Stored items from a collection
════════════════
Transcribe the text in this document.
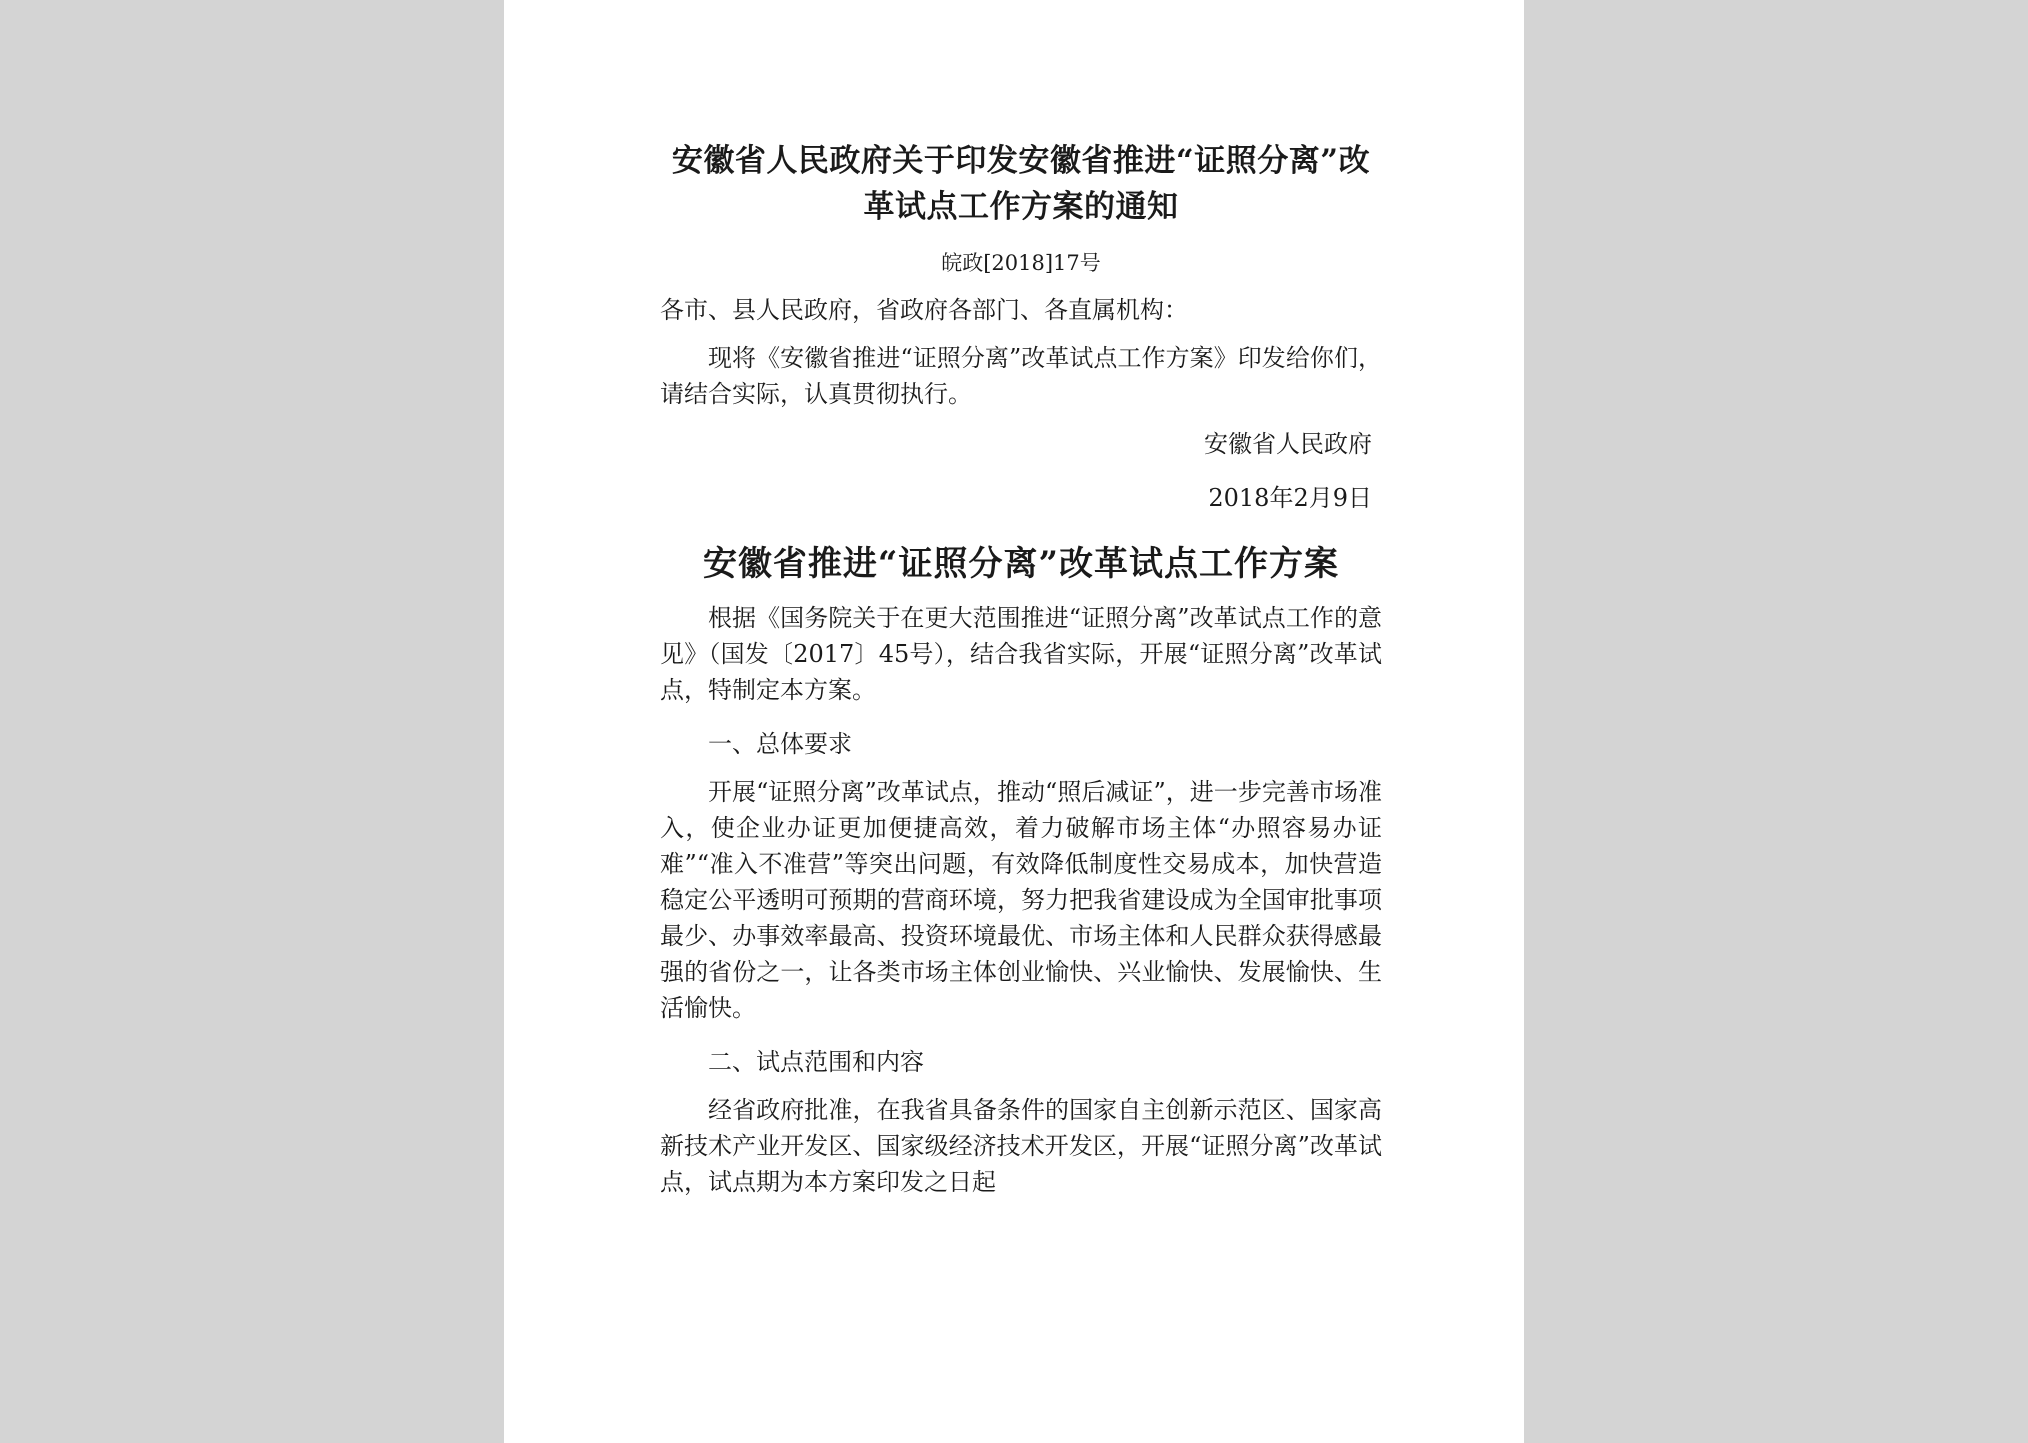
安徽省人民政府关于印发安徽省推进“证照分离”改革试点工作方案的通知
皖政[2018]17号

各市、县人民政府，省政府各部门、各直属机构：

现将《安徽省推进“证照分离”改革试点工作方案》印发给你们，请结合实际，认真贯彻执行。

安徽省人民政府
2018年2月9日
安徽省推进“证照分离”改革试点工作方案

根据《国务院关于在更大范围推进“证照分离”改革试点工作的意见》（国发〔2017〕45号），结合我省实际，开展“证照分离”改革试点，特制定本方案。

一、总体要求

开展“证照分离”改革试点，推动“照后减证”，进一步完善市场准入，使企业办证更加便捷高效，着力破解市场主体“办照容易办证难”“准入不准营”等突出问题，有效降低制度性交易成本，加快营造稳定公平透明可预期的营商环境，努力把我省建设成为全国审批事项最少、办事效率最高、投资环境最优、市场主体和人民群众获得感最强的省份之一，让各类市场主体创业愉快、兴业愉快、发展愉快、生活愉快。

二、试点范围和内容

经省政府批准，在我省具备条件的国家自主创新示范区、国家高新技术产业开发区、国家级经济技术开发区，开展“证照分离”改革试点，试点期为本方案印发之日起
════════════════
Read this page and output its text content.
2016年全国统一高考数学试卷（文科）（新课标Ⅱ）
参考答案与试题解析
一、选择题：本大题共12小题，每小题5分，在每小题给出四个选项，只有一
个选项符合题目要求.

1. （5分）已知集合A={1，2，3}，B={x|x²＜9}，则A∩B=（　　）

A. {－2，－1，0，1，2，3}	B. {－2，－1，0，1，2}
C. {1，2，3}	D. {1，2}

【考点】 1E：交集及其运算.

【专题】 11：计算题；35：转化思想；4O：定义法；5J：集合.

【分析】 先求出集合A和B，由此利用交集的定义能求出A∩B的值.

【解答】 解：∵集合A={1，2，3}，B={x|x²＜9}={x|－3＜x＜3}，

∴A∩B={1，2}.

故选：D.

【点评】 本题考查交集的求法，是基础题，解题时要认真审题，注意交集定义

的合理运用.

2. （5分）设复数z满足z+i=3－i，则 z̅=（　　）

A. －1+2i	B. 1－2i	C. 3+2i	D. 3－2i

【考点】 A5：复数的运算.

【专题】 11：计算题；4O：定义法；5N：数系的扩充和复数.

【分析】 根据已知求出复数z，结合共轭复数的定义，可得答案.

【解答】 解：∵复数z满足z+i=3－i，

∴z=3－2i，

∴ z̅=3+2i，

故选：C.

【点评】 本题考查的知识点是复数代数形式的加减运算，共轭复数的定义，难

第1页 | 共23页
════════════════
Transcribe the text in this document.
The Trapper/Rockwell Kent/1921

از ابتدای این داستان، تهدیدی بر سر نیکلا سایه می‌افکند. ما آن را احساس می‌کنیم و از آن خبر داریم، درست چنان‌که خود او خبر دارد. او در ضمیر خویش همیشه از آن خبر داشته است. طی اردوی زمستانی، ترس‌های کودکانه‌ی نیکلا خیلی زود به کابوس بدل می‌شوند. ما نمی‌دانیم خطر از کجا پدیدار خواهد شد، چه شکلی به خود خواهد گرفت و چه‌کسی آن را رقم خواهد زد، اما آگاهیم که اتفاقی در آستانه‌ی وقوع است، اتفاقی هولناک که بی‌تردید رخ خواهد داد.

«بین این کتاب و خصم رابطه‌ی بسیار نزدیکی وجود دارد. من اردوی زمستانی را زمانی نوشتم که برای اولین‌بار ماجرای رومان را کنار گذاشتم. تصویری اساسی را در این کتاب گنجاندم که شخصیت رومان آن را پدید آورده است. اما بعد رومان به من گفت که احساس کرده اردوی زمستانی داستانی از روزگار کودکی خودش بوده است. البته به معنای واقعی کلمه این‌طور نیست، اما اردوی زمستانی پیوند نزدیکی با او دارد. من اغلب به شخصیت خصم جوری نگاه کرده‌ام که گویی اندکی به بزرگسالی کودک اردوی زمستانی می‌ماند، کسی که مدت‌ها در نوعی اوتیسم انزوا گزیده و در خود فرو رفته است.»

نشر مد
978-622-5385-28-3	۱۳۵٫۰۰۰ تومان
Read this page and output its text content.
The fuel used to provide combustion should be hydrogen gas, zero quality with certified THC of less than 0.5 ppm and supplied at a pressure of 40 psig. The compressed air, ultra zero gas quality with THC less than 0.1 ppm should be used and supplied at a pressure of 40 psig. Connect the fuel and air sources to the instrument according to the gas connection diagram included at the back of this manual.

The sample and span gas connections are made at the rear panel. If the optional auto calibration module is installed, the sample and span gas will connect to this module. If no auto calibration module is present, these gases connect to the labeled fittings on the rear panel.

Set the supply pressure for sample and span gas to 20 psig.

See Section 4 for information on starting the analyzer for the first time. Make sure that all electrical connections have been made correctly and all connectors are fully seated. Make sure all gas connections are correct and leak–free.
════════════════
To be done. Tally every line of the listing that holds the string "pressure", then give the number by itself.

Solution to the exercise. 2